### RECORD EXCERPTS

--- Start ---

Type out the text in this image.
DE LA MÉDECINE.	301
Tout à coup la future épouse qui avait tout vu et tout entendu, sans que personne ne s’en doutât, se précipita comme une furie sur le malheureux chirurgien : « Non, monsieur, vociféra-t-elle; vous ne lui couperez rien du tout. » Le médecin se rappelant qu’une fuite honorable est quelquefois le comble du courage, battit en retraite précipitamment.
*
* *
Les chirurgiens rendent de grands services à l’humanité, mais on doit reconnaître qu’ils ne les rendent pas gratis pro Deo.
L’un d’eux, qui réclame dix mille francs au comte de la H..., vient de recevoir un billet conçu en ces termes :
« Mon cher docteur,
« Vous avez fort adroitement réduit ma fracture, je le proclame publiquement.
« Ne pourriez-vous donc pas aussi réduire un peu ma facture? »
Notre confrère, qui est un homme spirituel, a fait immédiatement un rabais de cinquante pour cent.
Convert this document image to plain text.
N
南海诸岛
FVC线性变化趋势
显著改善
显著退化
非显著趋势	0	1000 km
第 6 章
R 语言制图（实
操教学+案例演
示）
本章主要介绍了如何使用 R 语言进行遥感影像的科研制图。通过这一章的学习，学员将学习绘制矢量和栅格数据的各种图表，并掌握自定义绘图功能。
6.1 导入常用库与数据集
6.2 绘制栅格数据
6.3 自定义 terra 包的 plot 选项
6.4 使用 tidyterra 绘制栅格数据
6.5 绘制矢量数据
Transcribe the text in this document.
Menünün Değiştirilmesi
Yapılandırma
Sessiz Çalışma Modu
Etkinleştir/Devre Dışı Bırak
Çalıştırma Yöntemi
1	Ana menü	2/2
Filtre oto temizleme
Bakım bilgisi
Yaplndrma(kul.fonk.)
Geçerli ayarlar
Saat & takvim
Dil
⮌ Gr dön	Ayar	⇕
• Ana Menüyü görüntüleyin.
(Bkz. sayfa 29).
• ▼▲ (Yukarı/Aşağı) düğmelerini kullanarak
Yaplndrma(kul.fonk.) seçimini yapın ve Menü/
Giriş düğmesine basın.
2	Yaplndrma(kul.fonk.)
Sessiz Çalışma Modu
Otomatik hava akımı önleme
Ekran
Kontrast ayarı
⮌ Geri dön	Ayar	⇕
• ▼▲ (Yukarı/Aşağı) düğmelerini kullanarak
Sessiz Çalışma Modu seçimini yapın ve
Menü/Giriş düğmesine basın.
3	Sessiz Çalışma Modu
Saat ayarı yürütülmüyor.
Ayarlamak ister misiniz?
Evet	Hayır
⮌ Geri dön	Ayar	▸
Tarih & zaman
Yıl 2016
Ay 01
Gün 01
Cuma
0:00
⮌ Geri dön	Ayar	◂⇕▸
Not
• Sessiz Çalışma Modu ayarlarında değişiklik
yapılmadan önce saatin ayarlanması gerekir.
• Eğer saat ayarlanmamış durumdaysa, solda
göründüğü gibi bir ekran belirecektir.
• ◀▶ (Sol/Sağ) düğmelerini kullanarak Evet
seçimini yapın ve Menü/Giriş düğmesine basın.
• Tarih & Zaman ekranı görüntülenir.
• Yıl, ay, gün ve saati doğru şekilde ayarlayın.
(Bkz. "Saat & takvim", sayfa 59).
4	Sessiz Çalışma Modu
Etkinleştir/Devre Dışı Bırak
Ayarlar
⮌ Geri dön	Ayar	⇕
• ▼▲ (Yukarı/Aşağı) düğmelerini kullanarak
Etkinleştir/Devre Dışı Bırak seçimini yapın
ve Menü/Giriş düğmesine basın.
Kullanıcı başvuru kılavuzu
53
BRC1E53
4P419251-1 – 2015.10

--- End ---

### EXERCISE TASK
Retype every entry above, word for word.

### RESULT OF THIS TASK
Type out the text in this image.
DE LA MÉDECINE.	301
Tout à coup la future épouse qui avait tout vu et tout entendu, sans que personne ne s’en doutât, se précipita comme une furie sur le malheureux chirurgien : « Non, monsieur, vociféra-t-elle; vous ne lui couperez rien du tout. » Le médecin se rappelant qu’une fuite honorable est quelquefois le comble du courage, battit en retraite précipitamment.
*
* *
Les chirurgiens rendent de grands services à l’humanité, mais on doit reconnaître qu’ils ne les rendent pas gratis pro Deo.
L’un d’eux, qui réclame dix mille francs au comte de la H..., vient de recevoir un billet conçu en ces termes :
« Mon cher docteur,
« Vous avez fort adroitement réduit ma fracture, je le proclame publiquement.
« Ne pourriez-vous donc pas aussi réduire un peu ma facture? »
Notre confrère, qui est un homme spirituel, a fait immédiatement un rabais de cinquante pour cent.
Convert this document image to plain text.
N
南海诸岛
FVC线性变化趋势
显著改善
显著退化
非显著趋势	0	1000 km
第 6 章
R 语言制图（实
操教学+案例演
示）
本章主要介绍了如何使用 R 语言进行遥感影像的科研制图。通过这一章的学习，学员将学习绘制矢量和栅格数据的各种图表，并掌握自定义绘图功能。
6.1 导入常用库与数据集
6.2 绘制栅格数据
6.3 自定义 terra 包的 plot 选项
6.4 使用 tidyterra 绘制栅格数据
6.5 绘制矢量数据
Transcribe the text in this document.
Menünün Değiştirilmesi
Yapılandırma
Sessiz Çalışma Modu
Etkinleştir/Devre Dışı Bırak
Çalıştırma Yöntemi
1	Ana menü	2/2
Filtre oto temizleme
Bakım bilgisi
Yaplndrma(kul.fonk.)
Geçerli ayarlar
Saat & takvim
Dil
⮌ Gr dön	Ayar	⇕
• Ana Menüyü görüntüleyin.
(Bkz. sayfa 29).
• ▼▲ (Yukarı/Aşağı) düğmelerini kullanarak
Yaplndrma(kul.fonk.) seçimini yapın ve Menü/
Giriş düğmesine basın.
2	Yaplndrma(kul.fonk.)
Sessiz Çalışma Modu
Otomatik hava akımı önleme
Ekran
Kontrast ayarı
⮌ Geri dön	Ayar	⇕
• ▼▲ (Yukarı/Aşağı) düğmelerini kullanarak
Sessiz Çalışma Modu seçimini yapın ve
Menü/Giriş düğmesine basın.
3	Sessiz Çalışma Modu
Saat ayarı yürütülmüyor.
Ayarlamak ister misiniz?
Evet	Hayır
⮌ Geri dön	Ayar	▸
Tarih & zaman
Yıl 2016
Ay 01
Gün 01
Cuma
0:00
⮌ Geri dön	Ayar	◂⇕▸
Not
• Sessiz Çalışma Modu ayarlarında değişiklik
yapılmadan önce saatin ayarlanması gerekir.
• Eğer saat ayarlanmamış durumdaysa, solda
göründüğü gibi bir ekran belirecektir.
• ◀▶ (Sol/Sağ) düğmelerini kullanarak Evet
seçimini yapın ve Menü/Giriş düğmesine basın.
• Tarih & Zaman ekranı görüntülenir.
• Yıl, ay, gün ve saati doğru şekilde ayarlayın.
(Bkz. "Saat & takvim", sayfa 59).
4	Sessiz Çalışma Modu
Etkinleştir/Devre Dışı Bırak
Ayarlar
⮌ Geri dön	Ayar	⇕
• ▼▲ (Yukarı/Aşağı) düğmelerini kullanarak
Etkinleştir/Devre Dışı Bırak seçimini yapın
ve Menü/Giriş düğmesine basın.
Kullanıcı başvuru kılavuzu
53
BRC1E53
4P419251-1 – 2015.10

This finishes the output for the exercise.